The strangeness of confidence
De Martino’s team are now investigating another less than rational human trait: confidence. It is a strange concept, he says, and one that everyone believes they know how to define but is a lot more complex when you look below the surface. De Martino is investigating its link with uncertainty, combining complex brain imaging technology with Bayesian probability – the idea, derived from the work of Thomas Bayes, the 18th-century Presbyterian minister with a passion for mathematics, that when you make a decision, you always have a prior belief. This, in turn, is shaped by sensory evidence, creating a ‘posterior’ belief.

• PROBLEM 1: Print from the passage on confidence the part that opens with the words containing "The strangeness of" and closes with "a ‘posterior’ belief.".
• PROBLEM 2: Rewrite more briefly the paragraph of the passage on confidence that begins "De Martino’s team are now investigating," keeping its main facts.
• PROBLEM 3: Carry on the passage on confidence from its final sentence with a few more sentences.
The data are not needed for this work.

• SUPPLIED DATA:
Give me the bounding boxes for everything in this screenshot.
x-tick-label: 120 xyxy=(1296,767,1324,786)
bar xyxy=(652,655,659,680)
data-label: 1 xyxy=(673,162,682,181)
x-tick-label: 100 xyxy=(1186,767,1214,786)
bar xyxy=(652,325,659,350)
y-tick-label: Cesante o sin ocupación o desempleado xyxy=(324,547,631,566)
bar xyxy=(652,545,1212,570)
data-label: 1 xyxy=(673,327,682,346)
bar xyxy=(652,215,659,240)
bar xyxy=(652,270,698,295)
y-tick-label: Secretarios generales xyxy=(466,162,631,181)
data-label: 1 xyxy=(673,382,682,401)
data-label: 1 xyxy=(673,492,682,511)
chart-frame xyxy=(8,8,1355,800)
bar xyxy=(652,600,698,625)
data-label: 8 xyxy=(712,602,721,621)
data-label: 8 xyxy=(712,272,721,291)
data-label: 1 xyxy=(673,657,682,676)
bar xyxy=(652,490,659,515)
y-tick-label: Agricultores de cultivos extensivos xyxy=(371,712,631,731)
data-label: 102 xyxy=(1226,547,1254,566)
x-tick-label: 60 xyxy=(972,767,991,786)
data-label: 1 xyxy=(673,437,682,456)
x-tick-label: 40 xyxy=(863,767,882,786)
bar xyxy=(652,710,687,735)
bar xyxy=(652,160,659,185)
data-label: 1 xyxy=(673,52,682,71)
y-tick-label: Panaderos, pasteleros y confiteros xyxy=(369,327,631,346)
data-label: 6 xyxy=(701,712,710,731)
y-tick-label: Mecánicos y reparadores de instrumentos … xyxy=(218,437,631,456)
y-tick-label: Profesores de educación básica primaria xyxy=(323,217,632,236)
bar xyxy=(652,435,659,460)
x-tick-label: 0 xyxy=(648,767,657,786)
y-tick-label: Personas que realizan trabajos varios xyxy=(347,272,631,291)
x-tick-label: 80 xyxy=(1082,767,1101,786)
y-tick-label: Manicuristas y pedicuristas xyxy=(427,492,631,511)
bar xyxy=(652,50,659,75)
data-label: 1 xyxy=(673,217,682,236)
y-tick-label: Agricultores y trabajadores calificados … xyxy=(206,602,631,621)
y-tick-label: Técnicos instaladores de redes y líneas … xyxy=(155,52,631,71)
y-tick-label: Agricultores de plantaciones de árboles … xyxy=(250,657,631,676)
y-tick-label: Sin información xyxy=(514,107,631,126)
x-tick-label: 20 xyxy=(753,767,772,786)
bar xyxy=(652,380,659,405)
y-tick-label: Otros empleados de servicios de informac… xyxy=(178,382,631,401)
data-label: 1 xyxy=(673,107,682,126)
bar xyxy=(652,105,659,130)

• ANSWER AREA 1:
The strangeness of confidence
De Martino’s team are now investigating another less than rational human trait: confidence. It is a strange concept, he says, and one that everyone believes they know how to define but is a lot more complex when you look below the surface. De Martino is investigating its link with uncertainty, combining complex brain imaging technology with Bayesian probability – the idea, derived from the work of Thomas Bayes, the 18th-century Presbyterian minister with a passion for mathematics, that when you make a decision, you always have a prior belief. This, in turn, is shaped by sensory evidence, creating a ‘posterior’ belief.

• ANSWER AREA 2: De Martino's team is studying confidence, a less than rational human trait. He says everyone thinks they can define it, but it is far more complex beneath the surface. The team is examining its link with uncertainty by combining complex brain imaging with Bayesian probability. Bayesian probability comes from the work of Thomas Bayes, an 18th-century Presbyterian minister with a passion for mathematics. It holds that every decision starts from a prior belief, which sensory evidence then shapes into a "posterior" belief.

• ANSWER AREA 3:
What really matters in that process, he says, is the uncertainty. “If your prior belief is very uncertain, any information I get from you is going to drive that belief. But if you have a very strong prejudice, you need to give me way more information to change my prior belief. For example, I am Italian. I am very precise and I am always punctual. But people have a prior belief that Italians are always late. So people will want way more evidence to change their prior belief because they have much more certainty about that prior belief.”
Research is still in its early stages, but De Martino is confident – in its most basic sense – that exciting ideas will emerge. “What I want is to build a model of the human brain that shows how we really are,” he says. “Not an ideal standard of rationality.”